■ **Exercise details**: Find all lines in the records that include the word "értelmezéseit", and copy them out.

[Dataset entries]

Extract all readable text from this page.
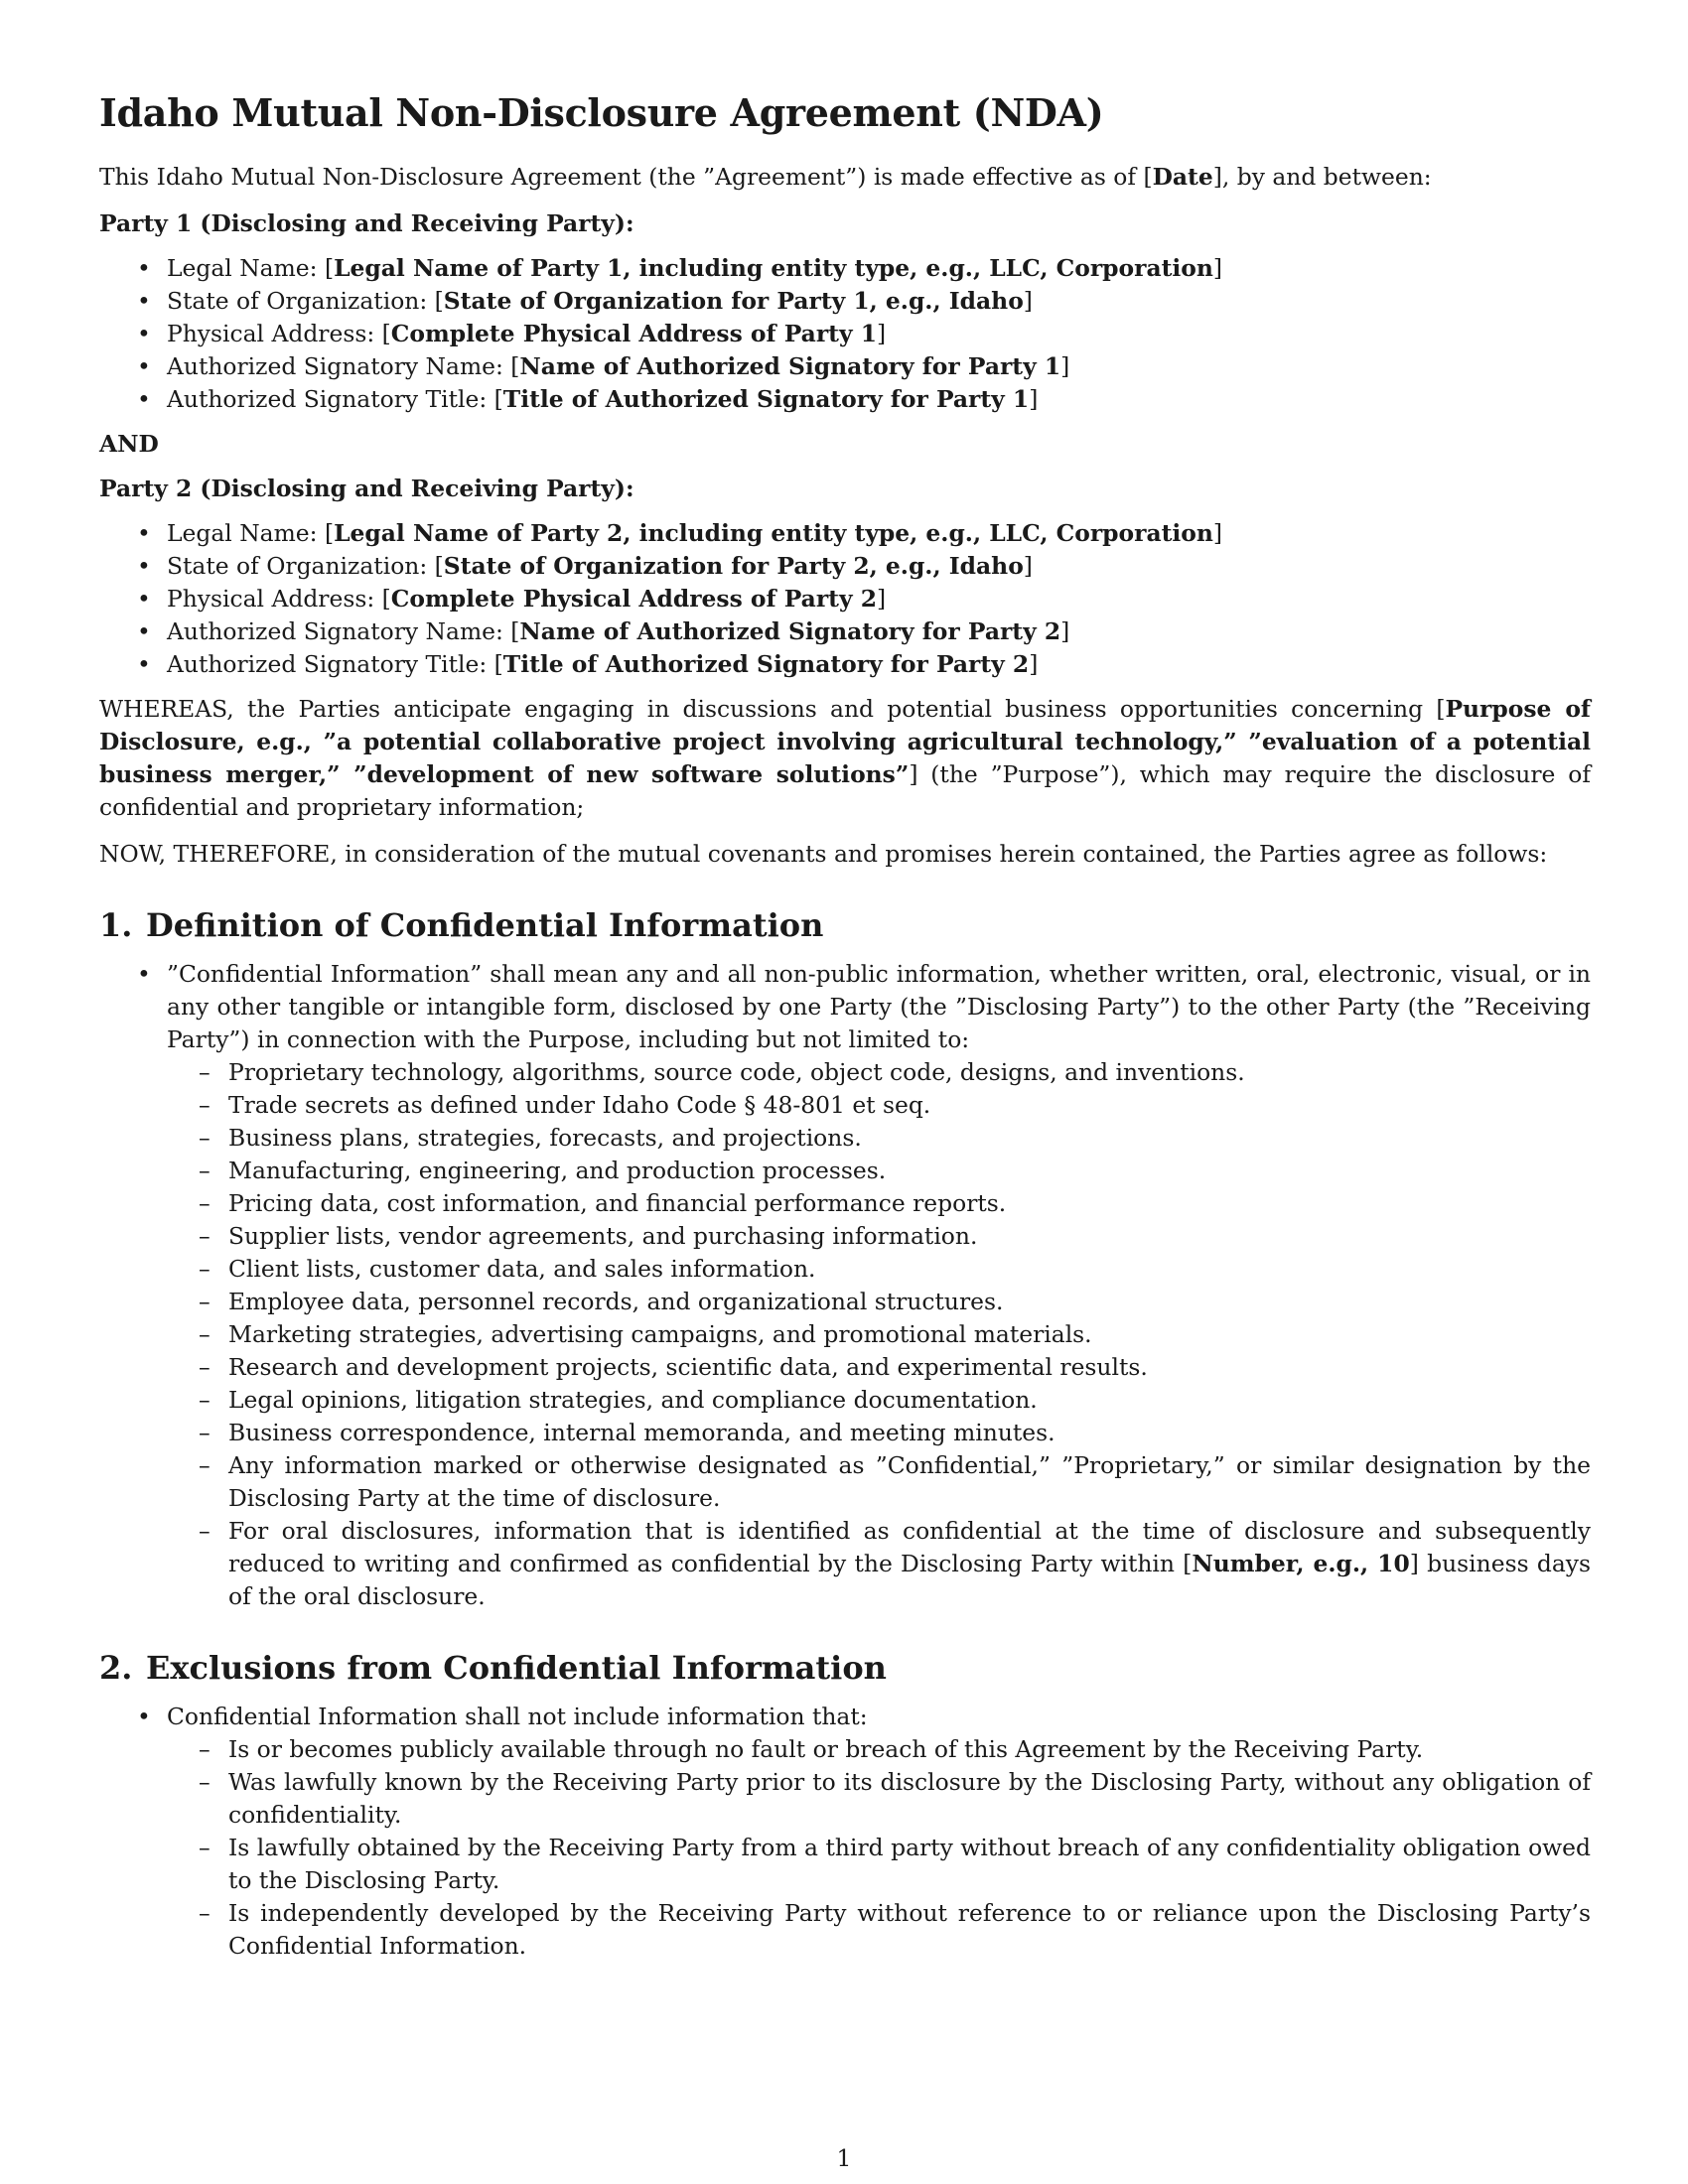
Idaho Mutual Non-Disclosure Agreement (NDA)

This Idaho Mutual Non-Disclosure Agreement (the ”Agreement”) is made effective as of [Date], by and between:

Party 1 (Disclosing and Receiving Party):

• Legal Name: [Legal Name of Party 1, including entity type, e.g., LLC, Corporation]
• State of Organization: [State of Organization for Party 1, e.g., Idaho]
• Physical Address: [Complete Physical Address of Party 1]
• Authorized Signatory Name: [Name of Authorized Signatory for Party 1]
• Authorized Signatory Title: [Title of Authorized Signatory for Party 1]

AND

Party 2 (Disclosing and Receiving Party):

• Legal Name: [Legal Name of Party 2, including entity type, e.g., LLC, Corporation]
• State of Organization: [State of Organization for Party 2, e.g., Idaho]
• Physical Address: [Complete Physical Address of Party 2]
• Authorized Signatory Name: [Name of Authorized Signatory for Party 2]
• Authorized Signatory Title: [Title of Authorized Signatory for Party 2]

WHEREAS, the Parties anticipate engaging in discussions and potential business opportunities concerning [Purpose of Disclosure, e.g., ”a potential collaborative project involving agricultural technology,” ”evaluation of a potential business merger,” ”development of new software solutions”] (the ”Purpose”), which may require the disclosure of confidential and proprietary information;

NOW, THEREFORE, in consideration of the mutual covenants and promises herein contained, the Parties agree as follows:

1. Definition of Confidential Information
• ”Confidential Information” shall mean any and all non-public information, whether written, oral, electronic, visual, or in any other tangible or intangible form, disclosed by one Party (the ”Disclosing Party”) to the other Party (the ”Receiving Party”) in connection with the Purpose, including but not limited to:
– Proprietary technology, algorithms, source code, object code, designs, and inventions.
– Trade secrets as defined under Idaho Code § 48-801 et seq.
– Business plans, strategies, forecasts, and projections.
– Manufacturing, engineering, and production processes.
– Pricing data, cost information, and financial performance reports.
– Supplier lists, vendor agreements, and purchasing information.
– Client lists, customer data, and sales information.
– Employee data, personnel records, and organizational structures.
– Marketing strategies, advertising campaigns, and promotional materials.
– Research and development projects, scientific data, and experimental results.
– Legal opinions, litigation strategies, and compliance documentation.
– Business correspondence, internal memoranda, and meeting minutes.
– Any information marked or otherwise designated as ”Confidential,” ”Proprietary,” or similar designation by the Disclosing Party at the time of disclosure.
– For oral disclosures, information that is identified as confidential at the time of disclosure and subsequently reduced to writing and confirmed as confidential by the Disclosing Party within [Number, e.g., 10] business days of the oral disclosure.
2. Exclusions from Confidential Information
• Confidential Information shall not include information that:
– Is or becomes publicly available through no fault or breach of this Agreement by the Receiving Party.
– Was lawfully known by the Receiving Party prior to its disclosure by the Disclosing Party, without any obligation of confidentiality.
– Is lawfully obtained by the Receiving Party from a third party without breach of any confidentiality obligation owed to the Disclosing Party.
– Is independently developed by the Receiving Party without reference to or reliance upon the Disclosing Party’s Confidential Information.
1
==
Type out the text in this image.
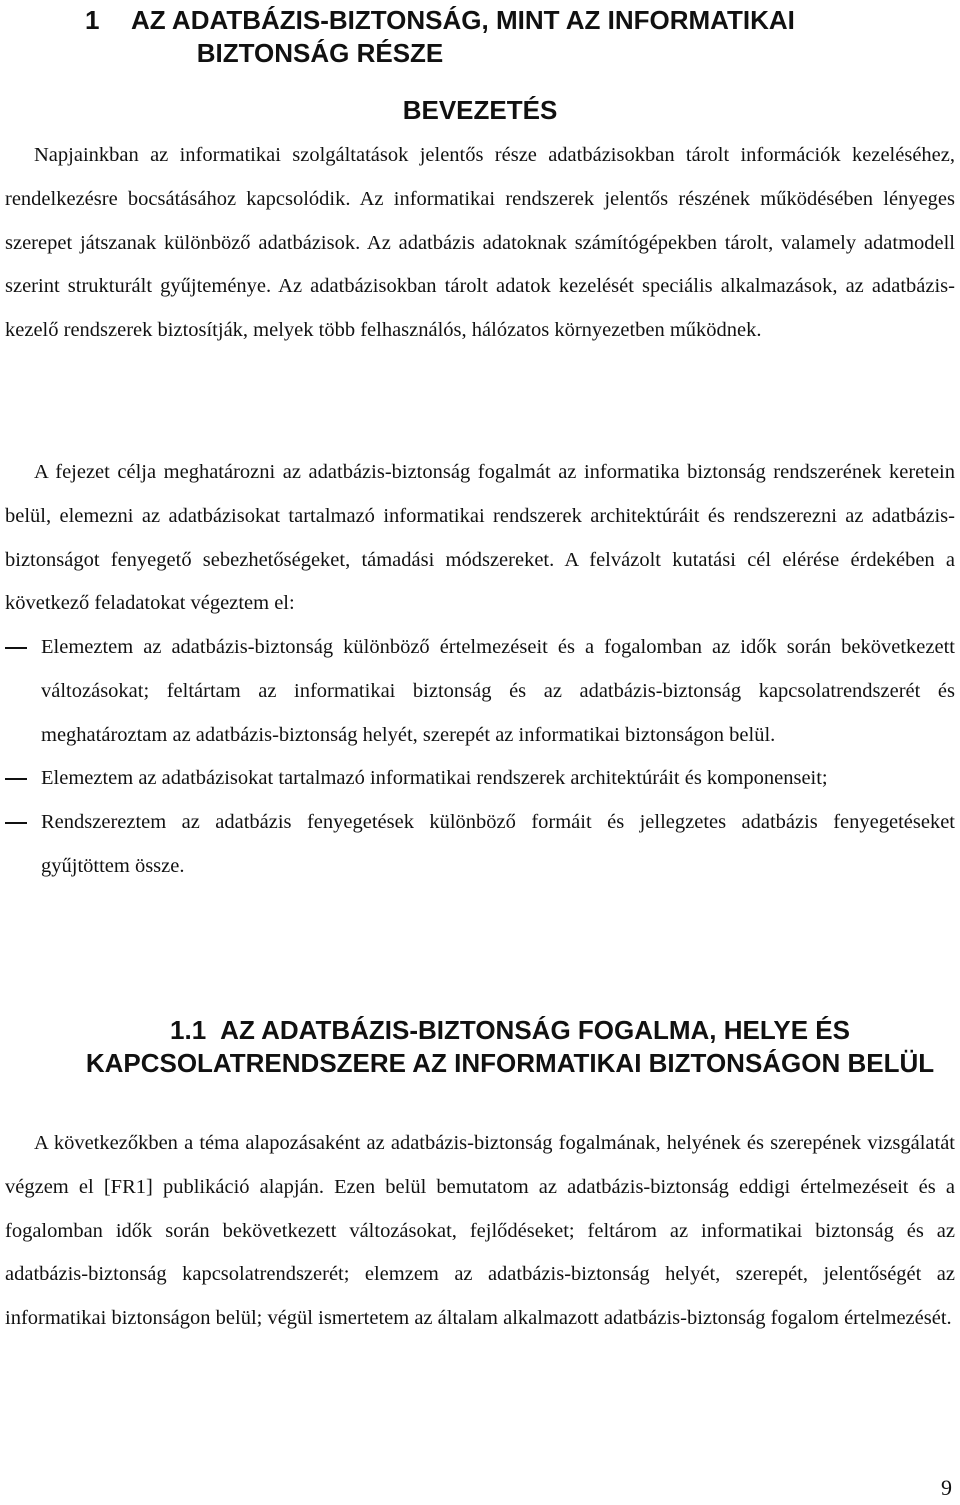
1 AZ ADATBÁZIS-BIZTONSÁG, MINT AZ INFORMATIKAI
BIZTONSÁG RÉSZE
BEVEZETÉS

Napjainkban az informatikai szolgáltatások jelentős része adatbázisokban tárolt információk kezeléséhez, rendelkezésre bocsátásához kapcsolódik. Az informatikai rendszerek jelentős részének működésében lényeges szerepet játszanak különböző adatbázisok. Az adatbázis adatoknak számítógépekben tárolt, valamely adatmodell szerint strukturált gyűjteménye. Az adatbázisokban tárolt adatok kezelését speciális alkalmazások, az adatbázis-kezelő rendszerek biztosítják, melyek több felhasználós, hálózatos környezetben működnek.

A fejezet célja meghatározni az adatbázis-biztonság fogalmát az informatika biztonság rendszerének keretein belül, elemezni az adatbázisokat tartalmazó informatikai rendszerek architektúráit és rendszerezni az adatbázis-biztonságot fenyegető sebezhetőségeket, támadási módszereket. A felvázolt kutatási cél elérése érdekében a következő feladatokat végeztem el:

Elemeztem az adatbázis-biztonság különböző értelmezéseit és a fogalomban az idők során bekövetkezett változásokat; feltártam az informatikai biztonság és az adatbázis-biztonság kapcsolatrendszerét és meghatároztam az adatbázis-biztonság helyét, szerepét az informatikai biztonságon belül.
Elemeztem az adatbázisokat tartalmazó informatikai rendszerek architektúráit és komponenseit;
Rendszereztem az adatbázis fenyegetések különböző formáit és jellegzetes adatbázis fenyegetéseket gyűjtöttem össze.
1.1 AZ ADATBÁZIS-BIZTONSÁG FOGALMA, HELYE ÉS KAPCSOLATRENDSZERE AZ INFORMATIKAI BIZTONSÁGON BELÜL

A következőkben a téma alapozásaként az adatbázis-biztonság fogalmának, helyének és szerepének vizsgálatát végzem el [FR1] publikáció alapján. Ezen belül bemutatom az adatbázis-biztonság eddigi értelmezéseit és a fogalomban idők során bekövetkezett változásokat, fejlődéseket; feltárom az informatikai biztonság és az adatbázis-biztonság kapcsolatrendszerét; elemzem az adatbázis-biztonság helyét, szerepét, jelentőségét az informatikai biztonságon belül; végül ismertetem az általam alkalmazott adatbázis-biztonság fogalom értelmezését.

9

■ **Solution for this task**:
Elemeztem az adatbázis-biztonság különböző értelmezéseit és a fogalomban az idők során bekövetkezett változásokat; feltártam az informatikai biztonság és az adatbázis-biztonság kapcsolatrendszerét és meghatároztam az adatbázis-biztonság helyét, szerepét az informatikai biztonságon belül.
A következőkben a téma alapozásaként az adatbázis-biztonság fogalmának, helyének és szerepének vizsgálatát végzem el [FR1] publikáció alapján. Ezen belül bemutatom az adatbázis-biztonság eddigi értelmezéseit és a fogalomban idők során bekövetkezett változásokat, fejlődéseket; feltárom az informatikai biztonság és az adatbázis-biztonság kapcsolatrendszerét; elemzem az adatbázis-biztonság helyét, szerepét, jelentőségét az informatikai biztonságon belül; végül ismertetem az általam alkalmazott adatbázis-biztonság fogalom értelmezését.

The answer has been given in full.